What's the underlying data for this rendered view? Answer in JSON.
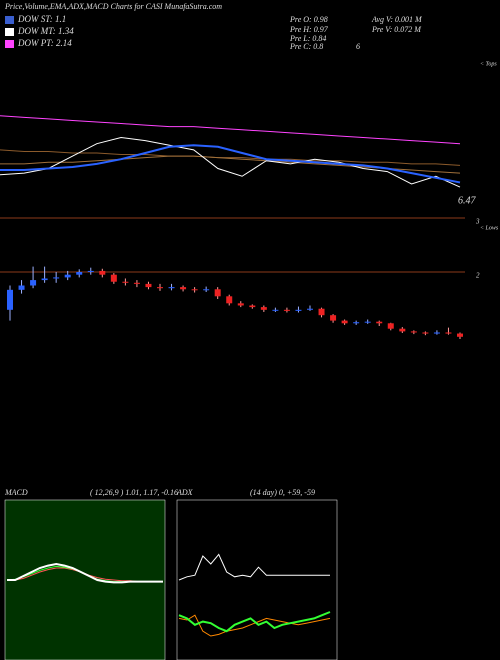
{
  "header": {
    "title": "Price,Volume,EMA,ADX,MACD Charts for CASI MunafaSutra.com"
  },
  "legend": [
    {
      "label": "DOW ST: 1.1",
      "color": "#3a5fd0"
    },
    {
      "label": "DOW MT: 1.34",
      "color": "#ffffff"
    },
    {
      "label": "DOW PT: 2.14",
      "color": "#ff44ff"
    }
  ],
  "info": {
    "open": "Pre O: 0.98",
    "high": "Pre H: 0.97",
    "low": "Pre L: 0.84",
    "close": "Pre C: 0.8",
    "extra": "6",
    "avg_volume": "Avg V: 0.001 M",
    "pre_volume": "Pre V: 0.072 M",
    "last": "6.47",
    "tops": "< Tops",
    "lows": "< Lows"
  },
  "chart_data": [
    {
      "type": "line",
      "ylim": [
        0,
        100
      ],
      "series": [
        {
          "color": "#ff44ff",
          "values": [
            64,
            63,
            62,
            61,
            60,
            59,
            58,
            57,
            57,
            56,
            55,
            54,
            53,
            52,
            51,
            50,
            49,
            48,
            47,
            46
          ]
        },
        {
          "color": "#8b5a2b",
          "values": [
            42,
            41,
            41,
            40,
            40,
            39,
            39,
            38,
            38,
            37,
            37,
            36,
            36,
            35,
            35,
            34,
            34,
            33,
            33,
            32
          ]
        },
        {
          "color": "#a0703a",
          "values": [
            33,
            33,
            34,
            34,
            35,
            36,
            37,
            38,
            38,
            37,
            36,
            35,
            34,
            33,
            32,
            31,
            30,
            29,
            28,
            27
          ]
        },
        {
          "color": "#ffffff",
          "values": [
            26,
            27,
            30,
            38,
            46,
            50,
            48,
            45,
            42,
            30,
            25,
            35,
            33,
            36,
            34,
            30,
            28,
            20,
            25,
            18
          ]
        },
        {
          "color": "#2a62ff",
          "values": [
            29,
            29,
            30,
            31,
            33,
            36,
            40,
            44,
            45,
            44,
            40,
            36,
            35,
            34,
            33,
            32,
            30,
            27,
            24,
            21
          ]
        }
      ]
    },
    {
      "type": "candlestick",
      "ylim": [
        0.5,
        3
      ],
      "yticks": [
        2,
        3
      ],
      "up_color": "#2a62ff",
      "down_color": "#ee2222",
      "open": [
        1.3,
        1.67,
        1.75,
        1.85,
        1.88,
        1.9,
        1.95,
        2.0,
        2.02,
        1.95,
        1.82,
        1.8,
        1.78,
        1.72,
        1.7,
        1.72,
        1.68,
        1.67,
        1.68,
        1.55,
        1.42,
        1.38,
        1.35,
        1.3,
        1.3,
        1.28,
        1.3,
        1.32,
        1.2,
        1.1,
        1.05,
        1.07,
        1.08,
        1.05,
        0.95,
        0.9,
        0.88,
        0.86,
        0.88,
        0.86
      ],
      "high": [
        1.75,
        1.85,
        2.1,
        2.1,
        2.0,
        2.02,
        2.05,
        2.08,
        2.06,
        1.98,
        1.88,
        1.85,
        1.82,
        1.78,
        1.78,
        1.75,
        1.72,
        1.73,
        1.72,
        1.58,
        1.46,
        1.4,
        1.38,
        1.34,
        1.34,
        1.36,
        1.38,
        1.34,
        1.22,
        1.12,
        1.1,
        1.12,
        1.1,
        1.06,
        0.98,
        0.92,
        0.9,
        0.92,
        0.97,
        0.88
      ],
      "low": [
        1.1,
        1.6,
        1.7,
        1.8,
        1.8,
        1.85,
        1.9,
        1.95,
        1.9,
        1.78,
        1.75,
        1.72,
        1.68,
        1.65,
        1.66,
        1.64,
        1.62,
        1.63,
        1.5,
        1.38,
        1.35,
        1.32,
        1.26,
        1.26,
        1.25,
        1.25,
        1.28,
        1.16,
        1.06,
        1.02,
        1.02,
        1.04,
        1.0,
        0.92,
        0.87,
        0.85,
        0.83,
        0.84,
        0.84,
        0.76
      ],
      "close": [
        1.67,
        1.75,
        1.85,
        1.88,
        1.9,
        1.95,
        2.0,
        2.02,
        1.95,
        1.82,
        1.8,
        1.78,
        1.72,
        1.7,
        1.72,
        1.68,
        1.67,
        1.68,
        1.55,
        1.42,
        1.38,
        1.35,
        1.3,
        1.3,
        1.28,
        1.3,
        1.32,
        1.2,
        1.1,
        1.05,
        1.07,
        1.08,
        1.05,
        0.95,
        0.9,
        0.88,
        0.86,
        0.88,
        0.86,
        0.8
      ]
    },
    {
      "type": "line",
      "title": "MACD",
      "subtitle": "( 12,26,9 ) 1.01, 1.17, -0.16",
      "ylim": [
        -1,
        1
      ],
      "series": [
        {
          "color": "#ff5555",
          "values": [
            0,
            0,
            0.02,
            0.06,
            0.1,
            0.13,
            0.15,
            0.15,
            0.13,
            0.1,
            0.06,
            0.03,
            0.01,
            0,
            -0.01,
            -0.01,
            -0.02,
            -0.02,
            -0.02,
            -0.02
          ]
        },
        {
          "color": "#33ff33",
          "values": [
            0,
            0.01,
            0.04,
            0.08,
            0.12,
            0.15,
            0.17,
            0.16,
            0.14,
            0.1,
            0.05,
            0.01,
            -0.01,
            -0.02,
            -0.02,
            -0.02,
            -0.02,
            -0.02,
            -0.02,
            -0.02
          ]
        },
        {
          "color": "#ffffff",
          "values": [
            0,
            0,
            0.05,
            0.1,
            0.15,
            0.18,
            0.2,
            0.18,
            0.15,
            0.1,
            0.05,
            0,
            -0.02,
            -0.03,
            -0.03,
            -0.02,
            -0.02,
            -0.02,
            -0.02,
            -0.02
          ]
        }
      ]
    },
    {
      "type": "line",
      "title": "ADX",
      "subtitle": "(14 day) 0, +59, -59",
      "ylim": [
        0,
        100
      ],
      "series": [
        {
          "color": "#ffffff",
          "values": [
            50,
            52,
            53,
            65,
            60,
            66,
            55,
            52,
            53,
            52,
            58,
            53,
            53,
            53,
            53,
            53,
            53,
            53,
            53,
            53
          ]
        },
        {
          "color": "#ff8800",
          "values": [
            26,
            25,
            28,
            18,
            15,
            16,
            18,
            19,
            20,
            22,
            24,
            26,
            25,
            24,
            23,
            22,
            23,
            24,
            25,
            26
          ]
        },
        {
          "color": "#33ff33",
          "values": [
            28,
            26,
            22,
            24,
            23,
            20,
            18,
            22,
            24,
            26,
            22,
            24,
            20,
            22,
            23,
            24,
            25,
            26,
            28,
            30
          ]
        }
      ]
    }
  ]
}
-*-*-
What you should do:
Locate the word "subtitle" in the entries, and copy every line where it is found.

Solved exercise:
      "subtitle": "( 12,26,9 ) 1.01, 1.17, -0.16",
      "subtitle": "(14 day) 0, +59, -59",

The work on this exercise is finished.